Some records
Start

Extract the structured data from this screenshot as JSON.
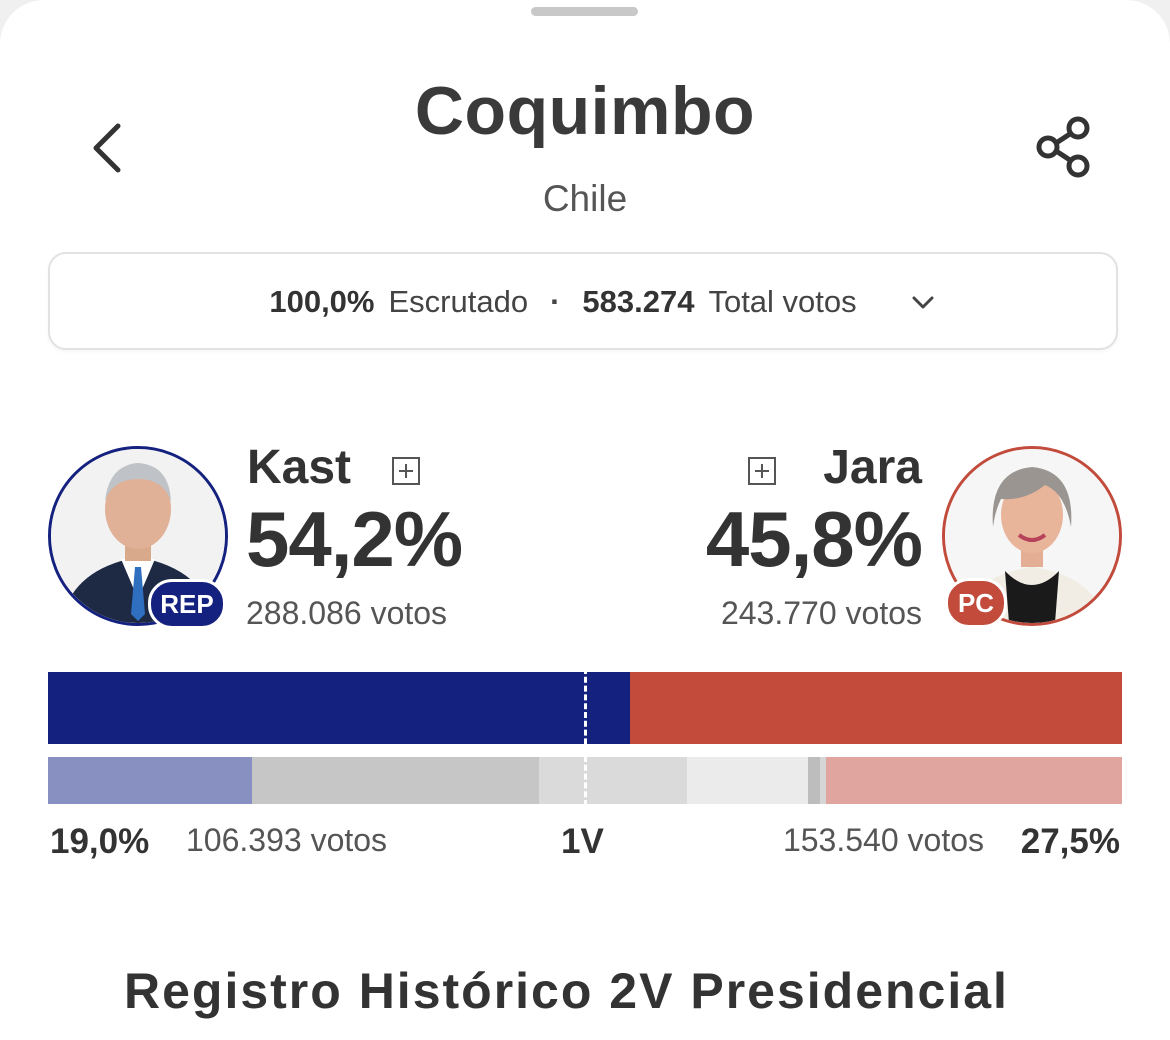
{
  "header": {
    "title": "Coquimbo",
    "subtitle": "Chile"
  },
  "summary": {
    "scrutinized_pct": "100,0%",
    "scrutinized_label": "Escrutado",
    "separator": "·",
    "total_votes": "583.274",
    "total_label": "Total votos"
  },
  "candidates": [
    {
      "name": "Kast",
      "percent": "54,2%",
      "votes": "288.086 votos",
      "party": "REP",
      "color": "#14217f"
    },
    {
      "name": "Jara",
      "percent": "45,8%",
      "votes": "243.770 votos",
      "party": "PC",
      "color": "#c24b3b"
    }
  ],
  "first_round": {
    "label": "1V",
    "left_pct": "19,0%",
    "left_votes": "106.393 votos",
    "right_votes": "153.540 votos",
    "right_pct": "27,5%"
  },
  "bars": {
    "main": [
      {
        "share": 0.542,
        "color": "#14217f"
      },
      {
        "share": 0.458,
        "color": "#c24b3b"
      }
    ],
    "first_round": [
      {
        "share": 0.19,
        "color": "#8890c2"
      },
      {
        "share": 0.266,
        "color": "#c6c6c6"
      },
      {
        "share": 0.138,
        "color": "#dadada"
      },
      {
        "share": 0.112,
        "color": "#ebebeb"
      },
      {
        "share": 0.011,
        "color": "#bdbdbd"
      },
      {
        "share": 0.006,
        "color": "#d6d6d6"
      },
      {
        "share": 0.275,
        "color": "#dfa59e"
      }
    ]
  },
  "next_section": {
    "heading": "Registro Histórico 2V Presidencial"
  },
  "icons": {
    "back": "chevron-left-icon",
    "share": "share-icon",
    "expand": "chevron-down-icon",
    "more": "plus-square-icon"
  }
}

End

Exercise details: Reproduce each line exactly as it appears, omitting the pictures.

Final result:
Extract the structured data from this screenshot as JSON.
{
  "header": {
    "title": "Coquimbo",
    "subtitle": "Chile"
  },
  "summary": {
    "scrutinized_pct": "100,0%",
    "scrutinized_label": "Escrutado",
    "separator": "·",
    "total_votes": "583.274",
    "total_label": "Total votos"
  },
  "candidates": [
    {
      "name": "Kast",
      "percent": "54,2%",
      "votes": "288.086 votos",
      "party": "REP",
      "color": "#14217f"
    },
    {
      "name": "Jara",
      "percent": "45,8%",
      "votes": "243.770 votos",
      "party": "PC",
      "color": "#c24b3b"
    }
  ],
  "first_round": {
    "label": "1V",
    "left_pct": "19,0%",
    "left_votes": "106.393 votos",
    "right_votes": "153.540 votos",
    "right_pct": "27,5%"
  },
  "bars": {
    "main": [
      {
        "share": 0.542,
        "color": "#14217f"
      },
      {
        "share": 0.458,
        "color": "#c24b3b"
      }
    ],
    "first_round": [
      {
        "share": 0.19,
        "color": "#8890c2"
      },
      {
        "share": 0.266,
        "color": "#c6c6c6"
      },
      {
        "share": 0.138,
        "color": "#dadada"
      },
      {
        "share": 0.112,
        "color": "#ebebeb"
      },
      {
        "share": 0.011,
        "color": "#bdbdbd"
      },
      {
        "share": 0.006,
        "color": "#d6d6d6"
      },
      {
        "share": 0.275,
        "color": "#dfa59e"
      }
    ]
  },
  "next_section": {
    "heading": "Registro Histórico 2V Presidencial"
  },
  "icons": {
    "back": "chevron-left-icon",
    "share": "share-icon",
    "expand": "chevron-down-icon",
    "more": "plus-square-icon"
  }
}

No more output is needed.